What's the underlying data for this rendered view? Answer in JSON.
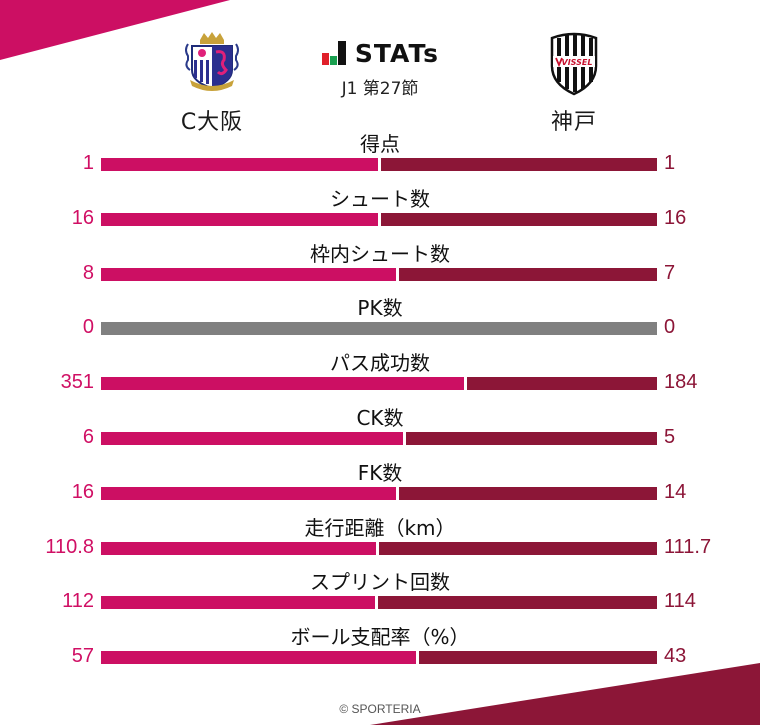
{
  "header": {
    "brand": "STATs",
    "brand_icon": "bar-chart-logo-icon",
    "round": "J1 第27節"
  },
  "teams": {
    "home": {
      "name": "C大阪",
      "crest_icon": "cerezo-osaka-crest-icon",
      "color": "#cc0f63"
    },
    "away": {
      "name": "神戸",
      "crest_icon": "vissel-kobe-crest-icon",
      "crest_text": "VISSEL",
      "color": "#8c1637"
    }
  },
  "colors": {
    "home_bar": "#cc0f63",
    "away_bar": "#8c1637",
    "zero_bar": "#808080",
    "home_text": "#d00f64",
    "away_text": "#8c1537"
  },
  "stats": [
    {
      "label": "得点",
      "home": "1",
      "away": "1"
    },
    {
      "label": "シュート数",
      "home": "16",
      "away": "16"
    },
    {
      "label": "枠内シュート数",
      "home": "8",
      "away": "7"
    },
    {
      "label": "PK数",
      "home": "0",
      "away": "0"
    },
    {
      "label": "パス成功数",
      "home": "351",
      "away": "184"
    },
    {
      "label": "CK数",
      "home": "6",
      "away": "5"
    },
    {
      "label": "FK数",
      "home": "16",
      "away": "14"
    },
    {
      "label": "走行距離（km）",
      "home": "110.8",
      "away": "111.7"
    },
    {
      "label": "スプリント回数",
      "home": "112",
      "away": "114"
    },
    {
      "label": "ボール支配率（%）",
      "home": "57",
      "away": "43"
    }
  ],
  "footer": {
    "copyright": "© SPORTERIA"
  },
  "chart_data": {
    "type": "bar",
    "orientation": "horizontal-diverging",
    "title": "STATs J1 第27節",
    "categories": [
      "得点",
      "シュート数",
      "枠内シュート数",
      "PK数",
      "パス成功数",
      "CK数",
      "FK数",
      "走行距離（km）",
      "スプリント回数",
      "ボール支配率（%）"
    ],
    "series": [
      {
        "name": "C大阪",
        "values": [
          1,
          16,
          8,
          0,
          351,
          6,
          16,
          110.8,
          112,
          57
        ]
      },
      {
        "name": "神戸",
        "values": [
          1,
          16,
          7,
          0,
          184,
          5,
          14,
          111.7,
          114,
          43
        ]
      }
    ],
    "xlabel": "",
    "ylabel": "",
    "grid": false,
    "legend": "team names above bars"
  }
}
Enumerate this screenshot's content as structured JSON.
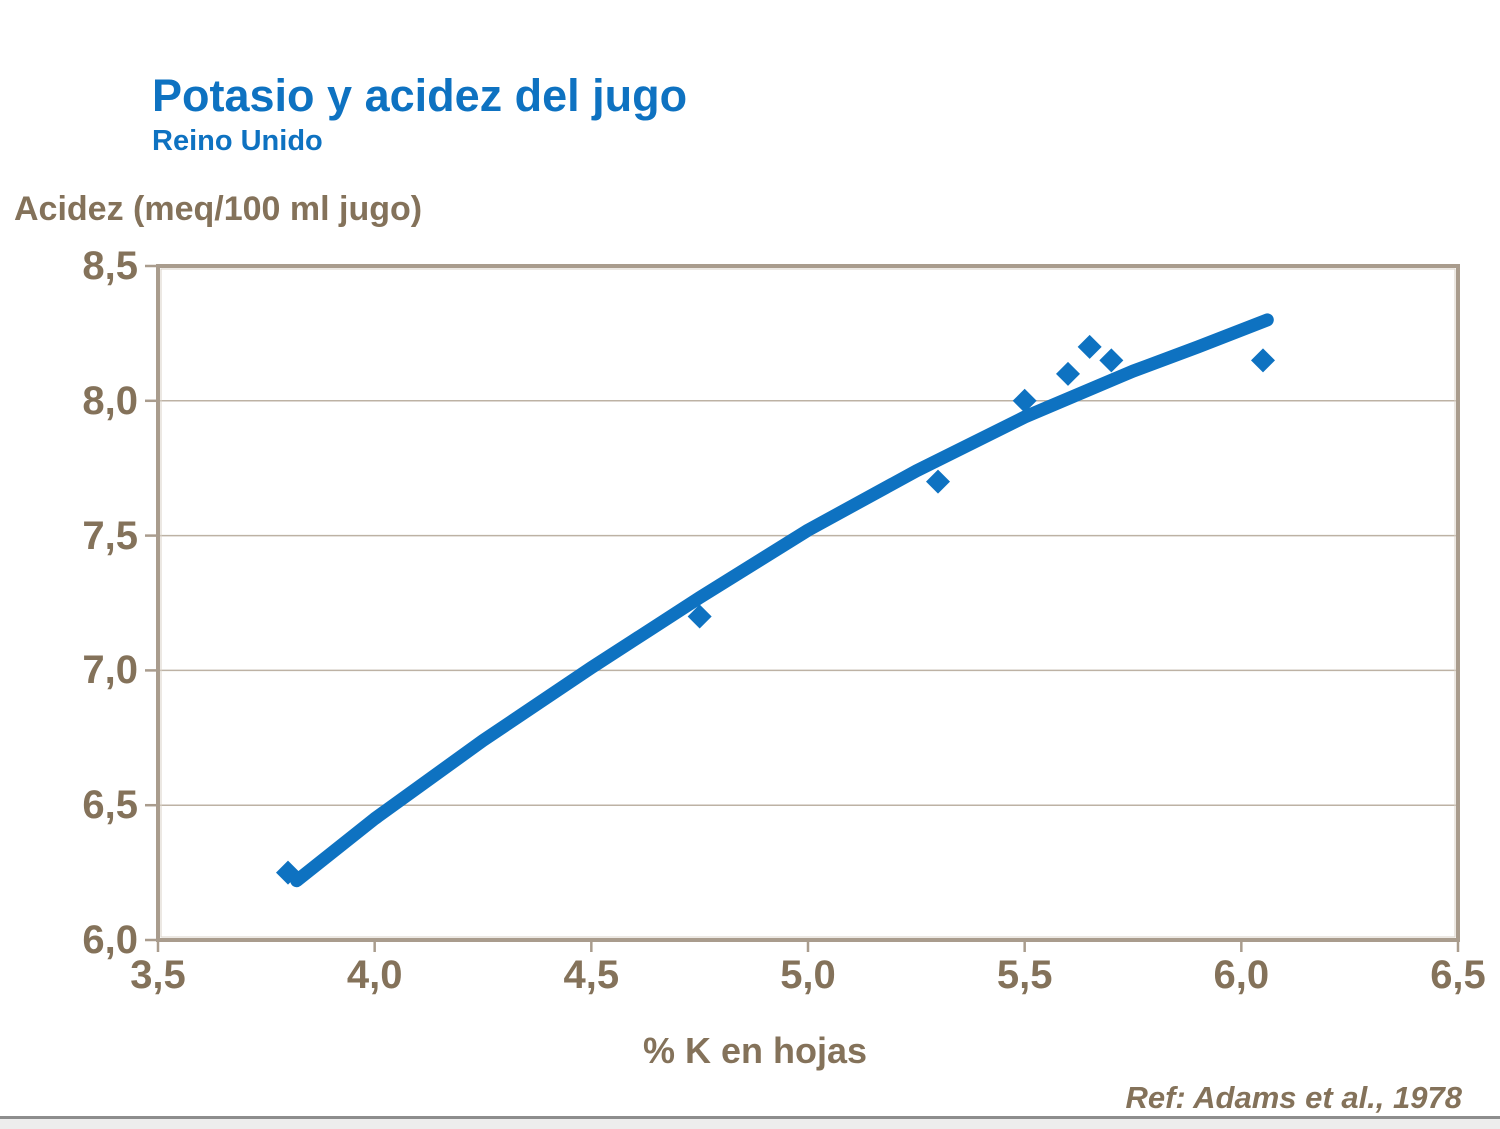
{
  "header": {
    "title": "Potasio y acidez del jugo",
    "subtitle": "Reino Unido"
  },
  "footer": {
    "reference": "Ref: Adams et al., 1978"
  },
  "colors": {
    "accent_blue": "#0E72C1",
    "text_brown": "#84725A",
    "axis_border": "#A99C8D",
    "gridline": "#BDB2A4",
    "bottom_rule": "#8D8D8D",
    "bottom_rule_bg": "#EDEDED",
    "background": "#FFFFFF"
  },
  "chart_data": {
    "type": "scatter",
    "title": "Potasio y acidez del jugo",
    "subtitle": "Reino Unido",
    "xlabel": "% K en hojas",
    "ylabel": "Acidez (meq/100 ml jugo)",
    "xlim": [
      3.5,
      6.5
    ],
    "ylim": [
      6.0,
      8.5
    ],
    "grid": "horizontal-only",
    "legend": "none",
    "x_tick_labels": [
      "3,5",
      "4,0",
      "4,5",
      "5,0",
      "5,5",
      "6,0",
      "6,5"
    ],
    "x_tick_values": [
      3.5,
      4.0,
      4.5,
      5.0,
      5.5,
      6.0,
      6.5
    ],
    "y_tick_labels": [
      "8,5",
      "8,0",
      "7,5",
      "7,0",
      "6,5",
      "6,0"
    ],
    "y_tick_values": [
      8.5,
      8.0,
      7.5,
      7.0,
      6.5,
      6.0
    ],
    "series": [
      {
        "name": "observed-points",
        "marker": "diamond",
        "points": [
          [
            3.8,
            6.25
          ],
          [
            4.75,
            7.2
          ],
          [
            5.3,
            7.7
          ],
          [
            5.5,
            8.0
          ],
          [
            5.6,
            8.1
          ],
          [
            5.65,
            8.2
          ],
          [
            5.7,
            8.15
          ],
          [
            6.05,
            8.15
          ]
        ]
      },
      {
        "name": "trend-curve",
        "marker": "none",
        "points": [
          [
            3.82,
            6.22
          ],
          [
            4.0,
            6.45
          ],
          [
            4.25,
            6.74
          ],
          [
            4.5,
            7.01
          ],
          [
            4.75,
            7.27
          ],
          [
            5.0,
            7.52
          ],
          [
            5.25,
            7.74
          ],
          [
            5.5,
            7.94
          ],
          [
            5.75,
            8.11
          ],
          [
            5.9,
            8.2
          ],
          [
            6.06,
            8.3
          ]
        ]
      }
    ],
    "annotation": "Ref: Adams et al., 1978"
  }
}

- [Task to complete] Retype the data above exactly; pictures are not part of the copy.

- [Answer for the task]
What's the underlying data for this rendered view? Answer in JSON.
{
  "header": {
    "brand": "STATs",
    "brand_icon": "bar-chart-logo-icon",
    "round": "J1 第27節"
  },
  "teams": {
    "home": {
      "name": "C大阪",
      "crest_icon": "cerezo-osaka-crest-icon",
      "color": "#cc0f63"
    },
    "away": {
      "name": "神戸",
      "crest_icon": "vissel-kobe-crest-icon",
      "crest_text": "VISSEL",
      "color": "#8c1637"
    }
  },
  "colors": {
    "home_bar": "#cc0f63",
    "away_bar": "#8c1637",
    "zero_bar": "#808080",
    "home_text": "#d00f64",
    "away_text": "#8c1537"
  },
  "stats": [
    {
      "label": "得点",
      "home": "1",
      "away": "1"
    },
    {
      "label": "シュート数",
      "home": "16",
      "away": "16"
    },
    {
      "label": "枠内シュート数",
      "home": "8",
      "away": "7"
    },
    {
      "label": "PK数",
      "home": "0",
      "away": "0"
    },
    {
      "label": "パス成功数",
      "home": "351",
      "away": "184"
    },
    {
      "label": "CK数",
      "home": "6",
      "away": "5"
    },
    {
      "label": "FK数",
      "home": "16",
      "away": "14"
    },
    {
      "label": "走行距離（km）",
      "home": "110.8",
      "away": "111.7"
    },
    {
      "label": "スプリント回数",
      "home": "112",
      "away": "114"
    },
    {
      "label": "ボール支配率（%）",
      "home": "57",
      "away": "43"
    }
  ],
  "footer": {
    "copyright": "© SPORTERIA"
  },
  "chart_data": {
    "type": "bar",
    "orientation": "horizontal-diverging",
    "title": "STATs J1 第27節",
    "categories": [
      "得点",
      "シュート数",
      "枠内シュート数",
      "PK数",
      "パス成功数",
      "CK数",
      "FK数",
      "走行距離（km）",
      "スプリント回数",
      "ボール支配率（%）"
    ],
    "series": [
      {
        "name": "C大阪",
        "values": [
          1,
          16,
          8,
          0,
          351,
          6,
          16,
          110.8,
          112,
          57
        ]
      },
      {
        "name": "神戸",
        "values": [
          1,
          16,
          7,
          0,
          184,
          5,
          14,
          111.7,
          114,
          43
        ]
      }
    ],
    "xlabel": "",
    "ylabel": "",
    "grid": false,
    "legend": "team names above bars"
  }
}
Enumerate this screenshot's content as structured JSON.
{
  "header": {
    "title": "Potasio y acidez del jugo",
    "subtitle": "Reino Unido"
  },
  "footer": {
    "reference": "Ref: Adams et al., 1978"
  },
  "colors": {
    "accent_blue": "#0E72C1",
    "text_brown": "#84725A",
    "axis_border": "#A99C8D",
    "gridline": "#BDB2A4",
    "bottom_rule": "#8D8D8D",
    "bottom_rule_bg": "#EDEDED",
    "background": "#FFFFFF"
  },
  "chart_data": {
    "type": "scatter",
    "title": "Potasio y acidez del jugo",
    "subtitle": "Reino Unido",
    "xlabel": "% K en hojas",
    "ylabel": "Acidez (meq/100 ml jugo)",
    "xlim": [
      3.5,
      6.5
    ],
    "ylim": [
      6.0,
      8.5
    ],
    "grid": "horizontal-only",
    "legend": "none",
    "x_tick_labels": [
      "3,5",
      "4,0",
      "4,5",
      "5,0",
      "5,5",
      "6,0",
      "6,5"
    ],
    "x_tick_values": [
      3.5,
      4.0,
      4.5,
      5.0,
      5.5,
      6.0,
      6.5
    ],
    "y_tick_labels": [
      "8,5",
      "8,0",
      "7,5",
      "7,0",
      "6,5",
      "6,0"
    ],
    "y_tick_values": [
      8.5,
      8.0,
      7.5,
      7.0,
      6.5,
      6.0
    ],
    "series": [
      {
        "name": "observed-points",
        "marker": "diamond",
        "points": [
          [
            3.8,
            6.25
          ],
          [
            4.75,
            7.2
          ],
          [
            5.3,
            7.7
          ],
          [
            5.5,
            8.0
          ],
          [
            5.6,
            8.1
          ],
          [
            5.65,
            8.2
          ],
          [
            5.7,
            8.15
          ],
          [
            6.05,
            8.15
          ]
        ]
      },
      {
        "name": "trend-curve",
        "marker": "none",
        "points": [
          [
            3.82,
            6.22
          ],
          [
            4.0,
            6.45
          ],
          [
            4.25,
            6.74
          ],
          [
            4.5,
            7.01
          ],
          [
            4.75,
            7.27
          ],
          [
            5.0,
            7.52
          ],
          [
            5.25,
            7.74
          ],
          [
            5.5,
            7.94
          ],
          [
            5.75,
            8.11
          ],
          [
            5.9,
            8.2
          ],
          [
            6.06,
            8.3
          ]
        ]
      }
    ],
    "annotation": "Ref: Adams et al., 1978"
  }
}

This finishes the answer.